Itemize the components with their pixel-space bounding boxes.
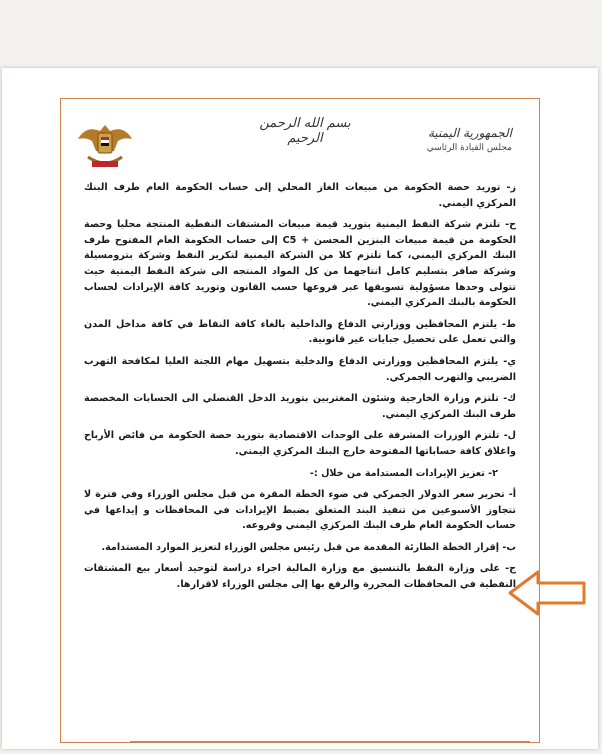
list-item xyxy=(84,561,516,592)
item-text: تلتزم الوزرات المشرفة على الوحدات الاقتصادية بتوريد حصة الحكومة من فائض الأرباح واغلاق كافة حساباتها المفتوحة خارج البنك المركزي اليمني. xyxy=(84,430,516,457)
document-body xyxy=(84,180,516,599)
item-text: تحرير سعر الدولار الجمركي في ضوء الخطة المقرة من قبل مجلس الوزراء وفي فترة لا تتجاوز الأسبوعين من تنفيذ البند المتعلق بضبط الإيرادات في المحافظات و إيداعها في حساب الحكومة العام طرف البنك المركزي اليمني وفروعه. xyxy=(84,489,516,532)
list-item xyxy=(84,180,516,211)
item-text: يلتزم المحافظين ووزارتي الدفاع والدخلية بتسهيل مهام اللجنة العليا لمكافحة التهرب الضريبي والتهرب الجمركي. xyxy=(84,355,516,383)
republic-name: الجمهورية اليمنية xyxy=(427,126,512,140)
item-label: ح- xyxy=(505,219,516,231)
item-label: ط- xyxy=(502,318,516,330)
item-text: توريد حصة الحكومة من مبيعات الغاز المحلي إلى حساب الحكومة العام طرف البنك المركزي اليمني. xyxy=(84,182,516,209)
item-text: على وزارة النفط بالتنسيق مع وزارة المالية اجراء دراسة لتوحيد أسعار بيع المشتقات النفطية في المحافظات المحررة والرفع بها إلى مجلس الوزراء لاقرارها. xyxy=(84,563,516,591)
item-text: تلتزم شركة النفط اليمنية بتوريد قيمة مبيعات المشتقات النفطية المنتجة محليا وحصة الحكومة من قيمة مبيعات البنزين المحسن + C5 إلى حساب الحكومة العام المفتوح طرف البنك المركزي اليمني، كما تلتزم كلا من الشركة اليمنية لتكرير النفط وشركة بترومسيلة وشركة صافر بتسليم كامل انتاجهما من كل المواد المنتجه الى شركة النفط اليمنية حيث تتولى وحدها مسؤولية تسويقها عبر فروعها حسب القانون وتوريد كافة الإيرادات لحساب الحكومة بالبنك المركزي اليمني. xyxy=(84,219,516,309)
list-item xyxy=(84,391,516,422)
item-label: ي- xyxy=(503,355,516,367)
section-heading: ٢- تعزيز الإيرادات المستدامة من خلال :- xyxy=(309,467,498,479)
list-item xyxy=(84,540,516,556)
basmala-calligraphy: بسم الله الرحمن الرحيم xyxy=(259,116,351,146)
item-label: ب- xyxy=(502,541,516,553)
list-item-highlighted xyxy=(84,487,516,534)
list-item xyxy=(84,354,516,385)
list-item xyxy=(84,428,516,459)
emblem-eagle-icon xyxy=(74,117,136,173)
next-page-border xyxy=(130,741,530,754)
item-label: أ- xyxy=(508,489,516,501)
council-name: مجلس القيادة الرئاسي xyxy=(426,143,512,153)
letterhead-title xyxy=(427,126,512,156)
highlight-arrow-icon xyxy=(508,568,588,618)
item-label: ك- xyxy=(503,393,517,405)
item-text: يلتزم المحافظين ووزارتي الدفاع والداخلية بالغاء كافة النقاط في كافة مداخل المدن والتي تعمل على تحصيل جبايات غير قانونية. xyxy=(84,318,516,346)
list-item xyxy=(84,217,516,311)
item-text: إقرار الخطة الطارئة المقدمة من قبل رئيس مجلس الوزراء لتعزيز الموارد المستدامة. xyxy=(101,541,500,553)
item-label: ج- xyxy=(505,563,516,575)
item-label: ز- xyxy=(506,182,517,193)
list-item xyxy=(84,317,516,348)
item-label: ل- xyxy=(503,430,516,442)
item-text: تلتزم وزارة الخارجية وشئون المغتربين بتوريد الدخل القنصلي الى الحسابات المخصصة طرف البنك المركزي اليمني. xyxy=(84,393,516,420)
---
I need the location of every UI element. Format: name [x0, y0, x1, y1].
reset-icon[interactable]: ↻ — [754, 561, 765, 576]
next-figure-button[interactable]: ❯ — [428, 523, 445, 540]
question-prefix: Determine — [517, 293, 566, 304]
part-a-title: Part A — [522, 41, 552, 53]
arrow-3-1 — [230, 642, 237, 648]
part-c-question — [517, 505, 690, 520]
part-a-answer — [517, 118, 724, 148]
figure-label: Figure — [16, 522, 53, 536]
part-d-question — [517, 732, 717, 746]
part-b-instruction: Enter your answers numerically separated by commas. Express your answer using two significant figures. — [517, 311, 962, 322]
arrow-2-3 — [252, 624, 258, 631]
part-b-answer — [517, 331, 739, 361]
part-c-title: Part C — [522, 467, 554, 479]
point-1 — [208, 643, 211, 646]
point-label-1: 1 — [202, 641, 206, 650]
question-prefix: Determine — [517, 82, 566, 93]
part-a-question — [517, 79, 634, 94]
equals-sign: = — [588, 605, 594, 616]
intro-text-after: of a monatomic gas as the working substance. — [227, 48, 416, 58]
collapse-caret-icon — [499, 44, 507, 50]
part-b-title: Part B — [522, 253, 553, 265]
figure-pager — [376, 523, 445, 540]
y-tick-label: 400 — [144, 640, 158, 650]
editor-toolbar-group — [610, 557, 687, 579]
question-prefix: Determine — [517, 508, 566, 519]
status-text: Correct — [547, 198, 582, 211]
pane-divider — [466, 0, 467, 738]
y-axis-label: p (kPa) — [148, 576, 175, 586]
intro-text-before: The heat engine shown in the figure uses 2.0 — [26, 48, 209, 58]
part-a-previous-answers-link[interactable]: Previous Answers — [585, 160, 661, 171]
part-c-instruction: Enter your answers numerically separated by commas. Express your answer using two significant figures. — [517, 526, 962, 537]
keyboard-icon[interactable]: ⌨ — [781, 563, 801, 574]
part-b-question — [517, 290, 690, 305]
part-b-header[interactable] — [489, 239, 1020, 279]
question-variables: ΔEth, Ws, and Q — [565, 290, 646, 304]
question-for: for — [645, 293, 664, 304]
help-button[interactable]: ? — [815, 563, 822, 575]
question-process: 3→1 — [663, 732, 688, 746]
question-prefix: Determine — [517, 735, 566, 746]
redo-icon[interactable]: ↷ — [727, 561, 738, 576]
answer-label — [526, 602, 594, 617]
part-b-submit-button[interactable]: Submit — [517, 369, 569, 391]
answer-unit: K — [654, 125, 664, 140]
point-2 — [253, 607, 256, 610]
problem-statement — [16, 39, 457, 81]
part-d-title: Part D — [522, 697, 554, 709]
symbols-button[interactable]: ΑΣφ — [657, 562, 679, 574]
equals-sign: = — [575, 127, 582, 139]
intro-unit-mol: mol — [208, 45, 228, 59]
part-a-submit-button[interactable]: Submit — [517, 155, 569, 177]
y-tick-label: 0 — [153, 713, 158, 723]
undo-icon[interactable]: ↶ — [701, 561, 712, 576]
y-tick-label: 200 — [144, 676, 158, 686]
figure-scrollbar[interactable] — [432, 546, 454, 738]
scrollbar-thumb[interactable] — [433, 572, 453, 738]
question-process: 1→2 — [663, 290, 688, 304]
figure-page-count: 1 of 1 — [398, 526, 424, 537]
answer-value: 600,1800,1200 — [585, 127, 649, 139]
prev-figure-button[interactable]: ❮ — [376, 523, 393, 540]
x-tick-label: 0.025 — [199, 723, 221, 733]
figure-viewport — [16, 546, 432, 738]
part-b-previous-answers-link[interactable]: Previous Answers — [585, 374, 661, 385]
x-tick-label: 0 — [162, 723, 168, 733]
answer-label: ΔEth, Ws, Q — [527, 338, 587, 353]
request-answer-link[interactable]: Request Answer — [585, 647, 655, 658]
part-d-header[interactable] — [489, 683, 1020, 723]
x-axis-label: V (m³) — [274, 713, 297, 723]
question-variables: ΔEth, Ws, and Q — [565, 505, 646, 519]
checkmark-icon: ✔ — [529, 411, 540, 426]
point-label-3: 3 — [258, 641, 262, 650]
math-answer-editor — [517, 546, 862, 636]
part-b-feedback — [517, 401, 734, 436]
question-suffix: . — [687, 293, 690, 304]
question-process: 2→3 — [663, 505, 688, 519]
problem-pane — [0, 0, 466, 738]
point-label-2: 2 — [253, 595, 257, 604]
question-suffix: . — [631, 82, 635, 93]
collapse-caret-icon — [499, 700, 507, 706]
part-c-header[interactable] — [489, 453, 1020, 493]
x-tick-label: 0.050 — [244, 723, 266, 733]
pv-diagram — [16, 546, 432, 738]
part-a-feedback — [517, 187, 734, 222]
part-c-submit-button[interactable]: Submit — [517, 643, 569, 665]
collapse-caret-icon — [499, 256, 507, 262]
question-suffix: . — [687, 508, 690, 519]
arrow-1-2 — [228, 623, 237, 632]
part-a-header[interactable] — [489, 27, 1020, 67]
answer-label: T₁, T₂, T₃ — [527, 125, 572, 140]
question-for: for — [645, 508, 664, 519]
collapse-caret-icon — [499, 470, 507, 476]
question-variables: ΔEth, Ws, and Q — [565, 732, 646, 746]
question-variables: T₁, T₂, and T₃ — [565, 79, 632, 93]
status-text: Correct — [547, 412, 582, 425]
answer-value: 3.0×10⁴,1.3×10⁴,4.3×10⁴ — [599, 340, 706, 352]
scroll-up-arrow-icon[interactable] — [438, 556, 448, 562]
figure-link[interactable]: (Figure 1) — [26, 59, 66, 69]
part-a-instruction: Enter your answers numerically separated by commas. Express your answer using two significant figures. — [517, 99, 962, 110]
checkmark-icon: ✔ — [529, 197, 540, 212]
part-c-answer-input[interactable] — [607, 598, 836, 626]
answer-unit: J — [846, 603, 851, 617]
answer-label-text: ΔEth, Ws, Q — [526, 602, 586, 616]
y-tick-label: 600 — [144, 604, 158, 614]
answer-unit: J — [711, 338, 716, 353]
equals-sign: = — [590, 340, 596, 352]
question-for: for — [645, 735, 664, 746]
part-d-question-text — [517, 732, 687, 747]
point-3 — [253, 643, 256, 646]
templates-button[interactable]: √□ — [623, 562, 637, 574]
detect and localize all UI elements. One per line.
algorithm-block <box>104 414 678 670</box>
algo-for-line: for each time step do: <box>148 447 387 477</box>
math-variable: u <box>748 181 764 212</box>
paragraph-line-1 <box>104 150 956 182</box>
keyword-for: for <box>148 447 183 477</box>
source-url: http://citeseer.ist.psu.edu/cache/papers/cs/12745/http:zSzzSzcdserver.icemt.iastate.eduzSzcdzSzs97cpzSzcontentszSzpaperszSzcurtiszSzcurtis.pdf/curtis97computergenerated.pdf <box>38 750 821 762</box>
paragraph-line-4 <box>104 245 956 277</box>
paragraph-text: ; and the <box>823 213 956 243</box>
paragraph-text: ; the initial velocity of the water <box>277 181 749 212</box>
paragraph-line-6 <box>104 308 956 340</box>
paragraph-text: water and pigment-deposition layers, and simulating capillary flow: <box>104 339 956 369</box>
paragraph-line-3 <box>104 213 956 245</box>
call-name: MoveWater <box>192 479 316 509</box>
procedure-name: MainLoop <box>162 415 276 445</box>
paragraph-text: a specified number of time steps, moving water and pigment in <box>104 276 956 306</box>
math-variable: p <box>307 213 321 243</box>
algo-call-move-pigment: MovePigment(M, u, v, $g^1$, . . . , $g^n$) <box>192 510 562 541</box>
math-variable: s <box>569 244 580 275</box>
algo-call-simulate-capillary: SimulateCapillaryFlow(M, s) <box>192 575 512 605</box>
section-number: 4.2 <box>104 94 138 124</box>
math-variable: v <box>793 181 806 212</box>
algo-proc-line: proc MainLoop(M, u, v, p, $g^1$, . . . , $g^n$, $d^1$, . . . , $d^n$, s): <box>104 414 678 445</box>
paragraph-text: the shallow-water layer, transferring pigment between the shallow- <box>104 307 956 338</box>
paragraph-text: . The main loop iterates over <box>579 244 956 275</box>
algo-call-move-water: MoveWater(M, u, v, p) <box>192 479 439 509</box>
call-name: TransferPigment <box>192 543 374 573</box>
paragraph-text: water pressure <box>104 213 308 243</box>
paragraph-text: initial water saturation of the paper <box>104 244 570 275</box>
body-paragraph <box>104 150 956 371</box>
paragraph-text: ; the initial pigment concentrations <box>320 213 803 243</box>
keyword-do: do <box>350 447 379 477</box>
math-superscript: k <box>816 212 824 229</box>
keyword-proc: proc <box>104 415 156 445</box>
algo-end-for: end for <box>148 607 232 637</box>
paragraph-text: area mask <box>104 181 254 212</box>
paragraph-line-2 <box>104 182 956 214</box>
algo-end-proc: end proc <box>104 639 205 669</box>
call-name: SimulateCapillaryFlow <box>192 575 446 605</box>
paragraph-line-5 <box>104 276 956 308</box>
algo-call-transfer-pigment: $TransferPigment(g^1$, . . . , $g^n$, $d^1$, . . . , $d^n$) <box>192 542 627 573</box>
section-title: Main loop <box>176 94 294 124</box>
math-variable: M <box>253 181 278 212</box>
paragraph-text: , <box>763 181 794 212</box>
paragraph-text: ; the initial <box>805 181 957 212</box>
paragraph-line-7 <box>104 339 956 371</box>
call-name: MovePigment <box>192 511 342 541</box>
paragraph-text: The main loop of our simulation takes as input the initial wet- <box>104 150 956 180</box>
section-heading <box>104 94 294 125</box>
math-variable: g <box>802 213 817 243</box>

DIRECTIONS FOR THIS TASK: Copy out every line of the data exactly, starting with the line that contains "list-item xyxy=(84,561,516,592)" and running through the line that contains "item-text: على وزارة", with both of those lines included.

TASK RESPONSE:
list-item xyxy=(84,561,516,592)
item-text: تلتزم الوزرات المشرفة على الوحدات الاقتصادية بتوريد حصة الحكومة من فائض الأرباح واغلاق كافة حساباتها المفتوحة خارج البنك المركزي اليمني. xyxy=(84,430,516,457)
document-body xyxy=(84,180,516,599)
item-text: تحرير سعر الدولار الجمركي في ضوء الخطة المقرة من قبل مجلس الوزراء وفي فترة لا تتجاوز الأسبوعين من تنفيذ البند المتعلق بضبط الإيرادات في المحافظات و إيداعها في حساب الحكومة العام طرف البنك المركزي اليمني وفروعه. xyxy=(84,489,516,532)
list-item xyxy=(84,180,516,211)
item-text: يلتزم المحافظين ووزارتي الدفاع والدخلية بتسهيل مهام اللجنة العليا لمكافحة التهرب الضريبي والتهرب الجمركي. xyxy=(84,355,516,383)
republic-name: الجمهورية اليمنية xyxy=(427,126,512,140)
item-label: ح- xyxy=(505,219,516,231)
item-label: ط- xyxy=(502,318,516,330)
item-text: توريد حصة الحكومة من مبيعات الغاز المحلي إلى حساب الحكومة العام طرف البنك المركزي اليمني. xyxy=(84,182,516,209)
item-text: على وزارة النفط بالتنسيق مع وزارة المالية اجراء دراسة لتوحيد أسعار بيع المشتقات النفطية في المحافظات المحررة والرفع بها إلى مجلس الوزراء لاقرارها. xyxy=(84,563,516,591)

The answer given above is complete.